"""
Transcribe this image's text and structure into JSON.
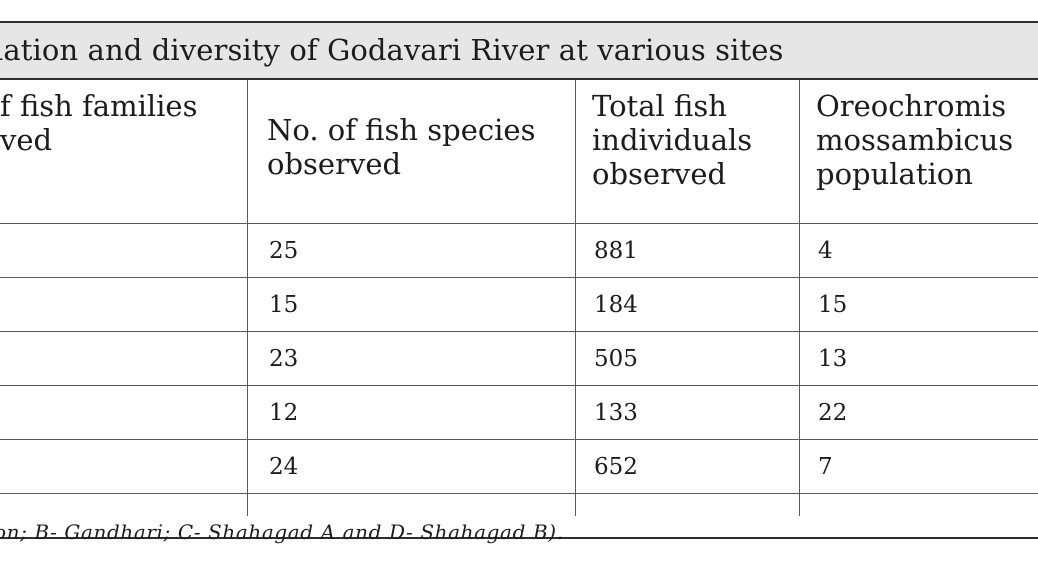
{
  "table": {
    "caption": "lation and diversity of Godavari River at various sites",
    "headers": [
      {
        "line1": "f fish families",
        "line2": "ved",
        "line3": ""
      },
      {
        "line1": "No. of fish species",
        "line2": "observed",
        "line3": ""
      },
      {
        "line1": "Total fish",
        "line2": "individuals",
        "line3": "observed"
      },
      {
        "line1": "Oreochromis",
        "line2": "mossambicus",
        "line3": "population"
      }
    ],
    "rows": [
      {
        "species": "25",
        "individuals": "881",
        "oreochromis": "4"
      },
      {
        "species": "15",
        "individuals": "184",
        "oreochromis": "15"
      },
      {
        "species": "23",
        "individuals": "505",
        "oreochromis": "13"
      },
      {
        "species": "12",
        "individuals": "133",
        "oreochromis": "22"
      },
      {
        "species": "24",
        "individuals": "652",
        "oreochromis": "7"
      }
    ],
    "footnote": "on; B- Gandhari; C- Shahagad A and D- Shahagad B)."
  }
}
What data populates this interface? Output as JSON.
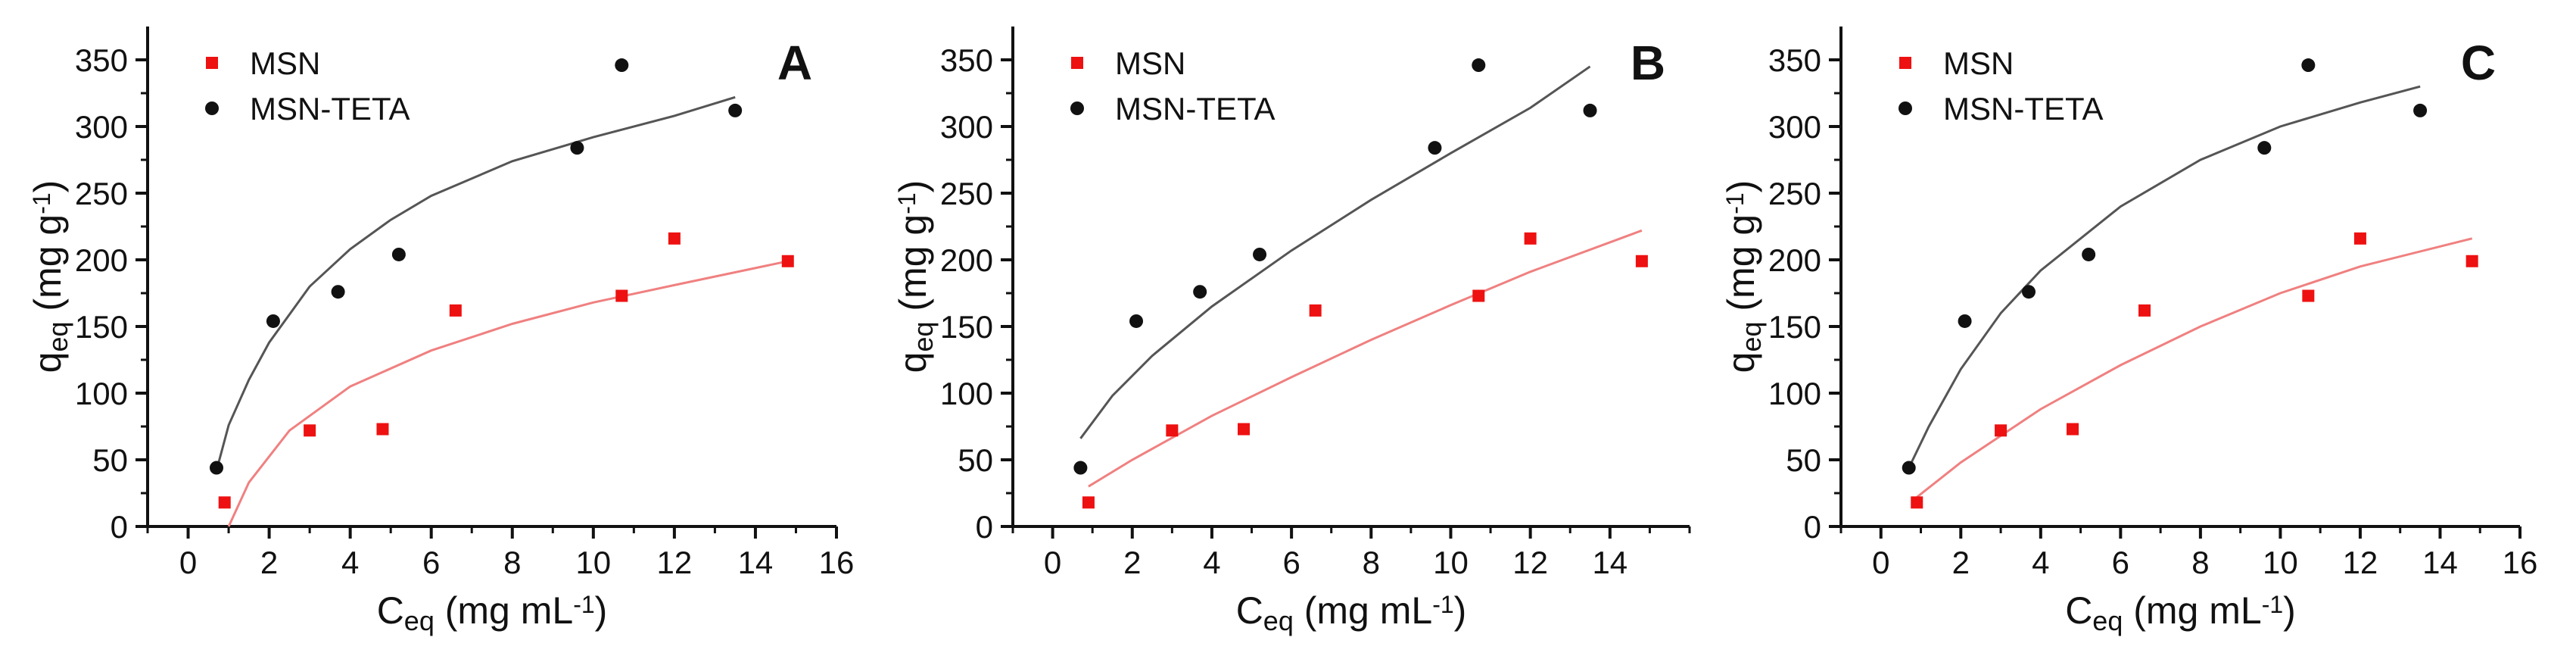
"""
Reproduce the entries above exactly. Do not include the images.

Transcribe this image's text and structure into JSON.
{
  "table": {
    "caption": "lation and diversity of Godavari River at various sites",
    "headers": [
      {
        "line1": "f fish families",
        "line2": "ved",
        "line3": ""
      },
      {
        "line1": "No. of fish species",
        "line2": "observed",
        "line3": ""
      },
      {
        "line1": "Total fish",
        "line2": "individuals",
        "line3": "observed"
      },
      {
        "line1": "Oreochromis",
        "line2": "mossambicus",
        "line3": "population"
      }
    ],
    "rows": [
      {
        "species": "25",
        "individuals": "881",
        "oreochromis": "4"
      },
      {
        "species": "15",
        "individuals": "184",
        "oreochromis": "15"
      },
      {
        "species": "23",
        "individuals": "505",
        "oreochromis": "13"
      },
      {
        "species": "12",
        "individuals": "133",
        "oreochromis": "22"
      },
      {
        "species": "24",
        "individuals": "652",
        "oreochromis": "7"
      }
    ],
    "footnote": "on; B- Gandhari; C- Shahagad A and D- Shahagad B)."
  }
}
What data populates this interface? Output as JSON.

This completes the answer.